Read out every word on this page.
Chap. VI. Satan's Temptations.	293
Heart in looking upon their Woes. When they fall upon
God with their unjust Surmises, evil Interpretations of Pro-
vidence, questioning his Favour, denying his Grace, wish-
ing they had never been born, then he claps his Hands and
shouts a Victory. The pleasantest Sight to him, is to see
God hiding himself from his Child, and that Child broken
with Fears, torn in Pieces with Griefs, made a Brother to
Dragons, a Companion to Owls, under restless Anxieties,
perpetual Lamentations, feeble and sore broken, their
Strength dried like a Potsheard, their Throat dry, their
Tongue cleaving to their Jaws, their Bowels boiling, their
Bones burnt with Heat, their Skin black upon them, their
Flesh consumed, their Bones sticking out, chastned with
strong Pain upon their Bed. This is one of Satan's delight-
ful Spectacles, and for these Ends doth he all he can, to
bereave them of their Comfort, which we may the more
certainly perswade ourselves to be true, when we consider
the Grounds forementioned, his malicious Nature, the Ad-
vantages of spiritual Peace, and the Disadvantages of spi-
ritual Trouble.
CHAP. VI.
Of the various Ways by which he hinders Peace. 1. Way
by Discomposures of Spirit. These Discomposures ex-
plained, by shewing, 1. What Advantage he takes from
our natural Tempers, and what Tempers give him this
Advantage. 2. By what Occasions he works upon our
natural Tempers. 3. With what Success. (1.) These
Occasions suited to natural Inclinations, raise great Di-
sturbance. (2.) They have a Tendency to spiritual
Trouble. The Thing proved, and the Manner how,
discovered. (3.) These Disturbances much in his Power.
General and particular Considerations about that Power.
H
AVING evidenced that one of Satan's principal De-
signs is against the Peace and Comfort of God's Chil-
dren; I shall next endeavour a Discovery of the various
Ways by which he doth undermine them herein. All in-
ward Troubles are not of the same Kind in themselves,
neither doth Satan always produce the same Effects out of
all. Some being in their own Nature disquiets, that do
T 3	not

——

* _WRITTEN INSTRUCTION_
Take each line containing the string "broken" and copy it out.

* _SOLUTION FOR THIS PROBLEM_
God hiding himself from his Child, and that Child broken
perpetual Lamentations, feeble and sore broken, their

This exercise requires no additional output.